■ What to do:
Rewrite the entries from the first line through the line containing "bar-miehet-1 xyxy=(86,1984,96,2043)" as a Markdown table with two columns, No. and Line. Number each row and leave out blank lines.

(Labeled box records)
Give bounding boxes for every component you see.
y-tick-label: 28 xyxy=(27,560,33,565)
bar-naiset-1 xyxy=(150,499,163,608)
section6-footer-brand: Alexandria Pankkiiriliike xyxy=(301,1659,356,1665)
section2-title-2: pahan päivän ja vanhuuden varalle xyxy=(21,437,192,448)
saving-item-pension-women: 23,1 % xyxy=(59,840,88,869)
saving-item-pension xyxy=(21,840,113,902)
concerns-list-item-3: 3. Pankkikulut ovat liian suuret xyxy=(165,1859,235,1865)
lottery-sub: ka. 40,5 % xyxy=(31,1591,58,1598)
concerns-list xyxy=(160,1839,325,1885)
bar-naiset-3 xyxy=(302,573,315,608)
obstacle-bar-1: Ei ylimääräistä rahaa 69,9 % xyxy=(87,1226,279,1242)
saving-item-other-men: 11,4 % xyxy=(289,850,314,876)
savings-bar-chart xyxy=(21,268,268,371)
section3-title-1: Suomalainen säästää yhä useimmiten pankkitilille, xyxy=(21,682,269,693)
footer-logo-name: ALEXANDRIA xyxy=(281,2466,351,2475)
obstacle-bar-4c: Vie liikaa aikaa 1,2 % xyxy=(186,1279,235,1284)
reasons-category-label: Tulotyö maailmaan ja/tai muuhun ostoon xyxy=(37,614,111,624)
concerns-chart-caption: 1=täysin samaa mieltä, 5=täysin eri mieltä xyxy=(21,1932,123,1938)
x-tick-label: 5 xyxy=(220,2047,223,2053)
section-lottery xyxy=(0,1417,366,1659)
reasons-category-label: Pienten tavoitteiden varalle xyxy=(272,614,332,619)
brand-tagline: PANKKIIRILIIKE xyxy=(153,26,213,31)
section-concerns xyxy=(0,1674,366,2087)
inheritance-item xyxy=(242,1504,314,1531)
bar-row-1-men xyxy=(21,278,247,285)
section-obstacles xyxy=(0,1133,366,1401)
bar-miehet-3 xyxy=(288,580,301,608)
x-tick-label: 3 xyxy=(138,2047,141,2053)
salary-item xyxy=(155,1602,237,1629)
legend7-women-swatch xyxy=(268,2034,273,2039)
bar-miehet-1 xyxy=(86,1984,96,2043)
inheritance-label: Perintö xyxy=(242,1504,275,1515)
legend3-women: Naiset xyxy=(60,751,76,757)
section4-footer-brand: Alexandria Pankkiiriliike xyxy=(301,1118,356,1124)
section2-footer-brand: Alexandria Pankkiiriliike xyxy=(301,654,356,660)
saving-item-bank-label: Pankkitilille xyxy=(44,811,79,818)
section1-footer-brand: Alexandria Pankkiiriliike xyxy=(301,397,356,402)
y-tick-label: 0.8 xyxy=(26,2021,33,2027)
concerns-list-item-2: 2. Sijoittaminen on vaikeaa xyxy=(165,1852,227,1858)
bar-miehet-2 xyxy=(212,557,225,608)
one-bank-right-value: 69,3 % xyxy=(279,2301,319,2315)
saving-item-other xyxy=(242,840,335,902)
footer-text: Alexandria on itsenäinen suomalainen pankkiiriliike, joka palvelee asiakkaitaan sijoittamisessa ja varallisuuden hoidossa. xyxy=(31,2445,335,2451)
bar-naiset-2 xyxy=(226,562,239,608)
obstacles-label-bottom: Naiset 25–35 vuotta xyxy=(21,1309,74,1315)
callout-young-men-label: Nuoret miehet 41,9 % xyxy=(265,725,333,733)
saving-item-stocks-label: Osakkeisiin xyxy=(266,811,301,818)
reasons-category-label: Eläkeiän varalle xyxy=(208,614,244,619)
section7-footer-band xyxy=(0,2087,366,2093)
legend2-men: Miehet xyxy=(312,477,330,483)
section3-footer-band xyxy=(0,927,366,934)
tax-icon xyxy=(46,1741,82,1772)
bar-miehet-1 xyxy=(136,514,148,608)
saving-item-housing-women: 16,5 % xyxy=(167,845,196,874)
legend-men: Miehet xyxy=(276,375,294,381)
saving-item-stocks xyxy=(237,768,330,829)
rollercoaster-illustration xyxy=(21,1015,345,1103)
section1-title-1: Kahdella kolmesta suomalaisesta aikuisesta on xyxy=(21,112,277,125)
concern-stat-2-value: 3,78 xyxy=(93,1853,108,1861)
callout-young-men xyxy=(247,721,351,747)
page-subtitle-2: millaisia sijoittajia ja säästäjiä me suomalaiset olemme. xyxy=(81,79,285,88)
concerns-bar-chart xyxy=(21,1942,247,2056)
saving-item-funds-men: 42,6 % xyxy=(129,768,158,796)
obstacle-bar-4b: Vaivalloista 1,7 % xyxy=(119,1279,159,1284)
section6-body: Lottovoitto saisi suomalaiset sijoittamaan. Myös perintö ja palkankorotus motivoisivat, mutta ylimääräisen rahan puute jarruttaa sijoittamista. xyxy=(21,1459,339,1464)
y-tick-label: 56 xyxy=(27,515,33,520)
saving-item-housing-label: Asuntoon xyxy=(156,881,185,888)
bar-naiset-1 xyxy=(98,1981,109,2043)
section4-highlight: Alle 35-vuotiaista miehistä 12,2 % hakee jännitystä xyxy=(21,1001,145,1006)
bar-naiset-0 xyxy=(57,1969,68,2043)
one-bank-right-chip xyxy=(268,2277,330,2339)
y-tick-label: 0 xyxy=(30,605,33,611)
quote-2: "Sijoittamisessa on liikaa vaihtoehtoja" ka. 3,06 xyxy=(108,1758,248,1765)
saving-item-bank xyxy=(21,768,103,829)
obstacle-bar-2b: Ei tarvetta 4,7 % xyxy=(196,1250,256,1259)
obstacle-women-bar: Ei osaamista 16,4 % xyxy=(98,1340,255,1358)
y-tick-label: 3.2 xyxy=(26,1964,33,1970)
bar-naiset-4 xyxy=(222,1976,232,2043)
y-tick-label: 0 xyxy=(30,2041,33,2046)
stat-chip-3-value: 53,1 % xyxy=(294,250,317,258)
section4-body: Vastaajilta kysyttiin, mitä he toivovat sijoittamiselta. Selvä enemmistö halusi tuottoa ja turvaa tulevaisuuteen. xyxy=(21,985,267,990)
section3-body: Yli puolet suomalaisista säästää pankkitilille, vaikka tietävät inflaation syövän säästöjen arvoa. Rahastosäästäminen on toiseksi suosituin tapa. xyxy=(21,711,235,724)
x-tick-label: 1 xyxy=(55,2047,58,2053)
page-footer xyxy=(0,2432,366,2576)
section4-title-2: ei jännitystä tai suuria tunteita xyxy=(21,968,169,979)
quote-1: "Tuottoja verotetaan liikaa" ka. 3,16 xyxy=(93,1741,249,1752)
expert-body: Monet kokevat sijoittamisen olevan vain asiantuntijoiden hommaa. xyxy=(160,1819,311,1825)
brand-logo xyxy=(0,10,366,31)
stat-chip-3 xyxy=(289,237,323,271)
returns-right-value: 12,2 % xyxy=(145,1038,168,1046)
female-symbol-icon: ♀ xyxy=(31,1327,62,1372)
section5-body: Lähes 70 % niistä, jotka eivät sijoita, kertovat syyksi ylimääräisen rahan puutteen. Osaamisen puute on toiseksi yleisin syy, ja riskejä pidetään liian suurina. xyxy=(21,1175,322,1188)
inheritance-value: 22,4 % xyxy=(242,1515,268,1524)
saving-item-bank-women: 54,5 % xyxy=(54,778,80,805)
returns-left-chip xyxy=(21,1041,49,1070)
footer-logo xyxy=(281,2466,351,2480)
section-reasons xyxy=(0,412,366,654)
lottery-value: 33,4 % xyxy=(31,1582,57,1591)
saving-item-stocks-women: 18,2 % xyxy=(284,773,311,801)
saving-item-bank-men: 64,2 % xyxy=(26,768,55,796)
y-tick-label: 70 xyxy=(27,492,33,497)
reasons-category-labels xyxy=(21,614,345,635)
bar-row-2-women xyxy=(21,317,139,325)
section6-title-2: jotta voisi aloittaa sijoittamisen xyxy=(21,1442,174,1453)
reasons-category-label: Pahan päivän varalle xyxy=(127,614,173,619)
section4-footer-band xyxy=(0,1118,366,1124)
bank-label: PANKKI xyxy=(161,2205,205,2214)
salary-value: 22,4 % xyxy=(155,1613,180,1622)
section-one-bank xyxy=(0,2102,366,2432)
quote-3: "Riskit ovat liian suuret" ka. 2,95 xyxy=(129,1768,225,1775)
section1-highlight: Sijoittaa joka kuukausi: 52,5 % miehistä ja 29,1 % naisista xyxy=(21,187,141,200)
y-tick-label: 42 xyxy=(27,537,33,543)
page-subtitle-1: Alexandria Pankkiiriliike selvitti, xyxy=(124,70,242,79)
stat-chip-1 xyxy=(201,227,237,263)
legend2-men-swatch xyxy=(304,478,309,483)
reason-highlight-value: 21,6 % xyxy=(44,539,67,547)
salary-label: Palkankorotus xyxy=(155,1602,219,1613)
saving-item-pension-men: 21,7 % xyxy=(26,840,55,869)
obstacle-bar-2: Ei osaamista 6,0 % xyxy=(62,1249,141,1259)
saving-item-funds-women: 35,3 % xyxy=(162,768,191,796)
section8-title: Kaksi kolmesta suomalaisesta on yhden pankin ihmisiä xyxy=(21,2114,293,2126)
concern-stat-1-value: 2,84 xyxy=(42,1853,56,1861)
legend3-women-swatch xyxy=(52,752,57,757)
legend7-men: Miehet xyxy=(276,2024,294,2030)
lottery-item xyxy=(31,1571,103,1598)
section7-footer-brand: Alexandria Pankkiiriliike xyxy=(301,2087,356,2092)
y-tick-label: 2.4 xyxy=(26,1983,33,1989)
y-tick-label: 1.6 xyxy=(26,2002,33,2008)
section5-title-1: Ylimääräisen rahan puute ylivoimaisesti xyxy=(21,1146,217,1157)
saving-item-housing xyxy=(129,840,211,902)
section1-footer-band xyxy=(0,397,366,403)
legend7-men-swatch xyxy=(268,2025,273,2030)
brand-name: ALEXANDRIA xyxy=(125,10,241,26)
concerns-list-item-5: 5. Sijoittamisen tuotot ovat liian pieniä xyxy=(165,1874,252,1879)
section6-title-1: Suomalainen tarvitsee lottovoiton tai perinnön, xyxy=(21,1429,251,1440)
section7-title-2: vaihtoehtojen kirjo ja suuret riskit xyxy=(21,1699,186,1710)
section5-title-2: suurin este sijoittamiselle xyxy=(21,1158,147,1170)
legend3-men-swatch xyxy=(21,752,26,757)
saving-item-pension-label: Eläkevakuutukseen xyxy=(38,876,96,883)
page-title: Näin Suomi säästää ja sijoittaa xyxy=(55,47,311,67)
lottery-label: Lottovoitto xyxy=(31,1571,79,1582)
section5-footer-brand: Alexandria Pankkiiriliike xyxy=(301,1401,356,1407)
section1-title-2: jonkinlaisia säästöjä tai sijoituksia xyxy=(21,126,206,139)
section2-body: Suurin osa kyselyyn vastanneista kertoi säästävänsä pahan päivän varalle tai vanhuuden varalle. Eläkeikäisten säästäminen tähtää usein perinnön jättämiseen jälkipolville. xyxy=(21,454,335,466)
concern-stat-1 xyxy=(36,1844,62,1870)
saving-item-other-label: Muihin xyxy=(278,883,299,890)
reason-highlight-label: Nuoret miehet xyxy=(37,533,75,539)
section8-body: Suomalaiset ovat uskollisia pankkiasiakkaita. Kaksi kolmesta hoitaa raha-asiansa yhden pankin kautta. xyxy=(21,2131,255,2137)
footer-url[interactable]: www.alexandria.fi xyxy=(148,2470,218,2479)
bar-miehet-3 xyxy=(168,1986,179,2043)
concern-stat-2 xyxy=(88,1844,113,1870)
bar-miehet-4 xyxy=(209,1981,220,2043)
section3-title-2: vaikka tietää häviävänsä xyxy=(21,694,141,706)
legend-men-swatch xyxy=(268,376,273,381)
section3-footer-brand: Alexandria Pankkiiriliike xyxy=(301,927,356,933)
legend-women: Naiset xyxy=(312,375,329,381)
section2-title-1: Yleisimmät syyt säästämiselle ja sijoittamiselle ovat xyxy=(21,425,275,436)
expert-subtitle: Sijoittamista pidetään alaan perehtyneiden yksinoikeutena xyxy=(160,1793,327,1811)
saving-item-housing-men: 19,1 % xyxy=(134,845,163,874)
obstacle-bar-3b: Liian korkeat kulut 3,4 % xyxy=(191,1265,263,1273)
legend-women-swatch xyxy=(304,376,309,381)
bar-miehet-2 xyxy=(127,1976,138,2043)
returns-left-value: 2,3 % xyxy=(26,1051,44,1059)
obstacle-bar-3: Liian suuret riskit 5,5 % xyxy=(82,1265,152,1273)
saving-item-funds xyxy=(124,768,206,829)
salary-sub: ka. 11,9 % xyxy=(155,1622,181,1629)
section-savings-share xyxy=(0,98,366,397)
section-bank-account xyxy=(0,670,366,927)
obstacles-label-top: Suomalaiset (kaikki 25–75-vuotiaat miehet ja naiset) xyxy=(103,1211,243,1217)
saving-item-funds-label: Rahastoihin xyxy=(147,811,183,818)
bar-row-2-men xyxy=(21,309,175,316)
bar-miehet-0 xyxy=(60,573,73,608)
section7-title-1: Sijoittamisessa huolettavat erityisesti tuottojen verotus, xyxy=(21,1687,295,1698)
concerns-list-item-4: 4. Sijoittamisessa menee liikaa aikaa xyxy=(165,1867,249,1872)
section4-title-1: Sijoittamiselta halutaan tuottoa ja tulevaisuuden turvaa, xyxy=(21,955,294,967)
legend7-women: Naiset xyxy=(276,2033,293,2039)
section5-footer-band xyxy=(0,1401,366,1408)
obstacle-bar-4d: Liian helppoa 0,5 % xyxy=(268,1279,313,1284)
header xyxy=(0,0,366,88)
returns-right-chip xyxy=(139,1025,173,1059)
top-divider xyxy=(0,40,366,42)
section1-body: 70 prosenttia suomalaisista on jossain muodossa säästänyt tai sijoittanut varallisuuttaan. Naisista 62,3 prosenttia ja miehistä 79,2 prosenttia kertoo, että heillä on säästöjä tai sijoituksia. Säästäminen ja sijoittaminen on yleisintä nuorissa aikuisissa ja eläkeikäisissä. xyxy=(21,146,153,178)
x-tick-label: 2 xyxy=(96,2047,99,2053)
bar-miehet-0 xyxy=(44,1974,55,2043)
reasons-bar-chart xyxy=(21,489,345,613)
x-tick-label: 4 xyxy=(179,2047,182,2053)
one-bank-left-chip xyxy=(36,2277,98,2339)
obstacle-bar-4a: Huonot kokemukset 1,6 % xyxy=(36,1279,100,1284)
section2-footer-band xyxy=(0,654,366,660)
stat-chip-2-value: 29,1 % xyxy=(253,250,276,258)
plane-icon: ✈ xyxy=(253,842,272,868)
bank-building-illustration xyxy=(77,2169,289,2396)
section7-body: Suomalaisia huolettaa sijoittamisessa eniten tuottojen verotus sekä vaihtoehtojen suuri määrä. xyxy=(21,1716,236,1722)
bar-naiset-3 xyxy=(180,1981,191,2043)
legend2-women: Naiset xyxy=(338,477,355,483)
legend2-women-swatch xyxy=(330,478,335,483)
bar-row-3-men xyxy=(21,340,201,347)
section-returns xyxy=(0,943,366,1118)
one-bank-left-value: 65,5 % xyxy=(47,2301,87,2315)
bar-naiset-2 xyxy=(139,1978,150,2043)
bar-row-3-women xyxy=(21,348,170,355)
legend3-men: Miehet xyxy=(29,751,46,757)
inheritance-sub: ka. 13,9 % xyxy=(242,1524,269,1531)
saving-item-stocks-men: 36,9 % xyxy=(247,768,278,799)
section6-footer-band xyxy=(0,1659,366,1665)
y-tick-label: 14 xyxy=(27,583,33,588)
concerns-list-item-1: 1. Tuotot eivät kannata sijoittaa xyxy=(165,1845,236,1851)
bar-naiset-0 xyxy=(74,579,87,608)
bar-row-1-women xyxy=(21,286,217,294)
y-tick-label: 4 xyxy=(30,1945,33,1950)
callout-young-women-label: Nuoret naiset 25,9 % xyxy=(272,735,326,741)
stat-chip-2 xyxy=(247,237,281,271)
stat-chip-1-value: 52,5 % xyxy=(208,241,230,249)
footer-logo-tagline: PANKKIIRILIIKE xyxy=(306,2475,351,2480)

■ Solution to the exercise:
| No. | Line |
|---|---|
| 1 | Give bounding boxes for every component you see. |
| 2 | y-tick-label: 28 xyxy=(27,560,33,565) |
| 3 | bar-naiset-1 xyxy=(150,499,163,608) |
| 4 | section6-footer-brand: Alexandria Pankkiiriliike xyxy=(301,1659,356,1665) |
| 5 | section2-title-2: pahan päivän ja vanhuuden varalle xyxy=(21,437,192,448) |
| 6 | saving-item-pension-women: 23,1 % xyxy=(59,840,88,869) |
| 7 | saving-item-pension xyxy=(21,840,113,902) |
| 8 | concerns-list-item-3: 3. Pankkikulut ovat liian suuret xyxy=(165,1859,235,1865) |
| 9 | lottery-sub: ka. 40,5 % xyxy=(31,1591,58,1598) |
| 10 | concerns-list xyxy=(160,1839,325,1885) |
| 11 | bar-naiset-3 xyxy=(302,573,315,608) |
| 12 | obstacle-bar-1: Ei ylimääräistä rahaa 69,9 % xyxy=(87,1226,279,1242) |
| 13 | saving-item-other-men: 11,4 % xyxy=(289,850,314,876) |
| 14 | savings-bar-chart xyxy=(21,268,268,371) |
| 15 | section3-title-1: Suomalainen säästää yhä useimmiten pankkitilille, xyxy=(21,682,269,693) |
| 16 | footer-logo-name: ALEXANDRIA xyxy=(281,2466,351,2475) |
| 17 | obstacle-bar-4c: Vie liikaa aikaa 1,2 % xyxy=(186,1279,235,1284) |
| 18 | reasons-category-label: Tulotyö maailmaan ja/tai muuhun ostoon xyxy=(37,614,111,624) |
| 19 | concerns-chart-caption: 1=täysin samaa mieltä, 5=täysin eri mieltä xyxy=(21,1932,123,1938) |
| 20 | x-tick-label: 5 xyxy=(220,2047,223,2053) |
| 21 | section-lottery xyxy=(0,1417,366,1659) |
| 22 | reasons-category-label: Pienten tavoitteiden varalle xyxy=(272,614,332,619) |
| 23 | brand-tagline: PANKKIIRILIIKE xyxy=(153,26,213,31) |
| 24 | section-concerns xyxy=(0,1674,366,2087) |
| 25 | inheritance-item xyxy=(242,1504,314,1531) |
| 26 | bar-row-1-men xyxy=(21,278,247,285) |
| 27 | section-obstacles xyxy=(0,1133,366,1401) |
| 28 | bar-miehet-3 xyxy=(288,580,301,608) |
| 29 | x-tick-label: 3 xyxy=(138,2047,141,2053) |
| 30 | salary-item xyxy=(155,1602,237,1629) |
| 31 | legend7-women-swatch xyxy=(268,2034,273,2039) |
| 32 | bar-miehet-1 xyxy=(86,1984,96,2043) |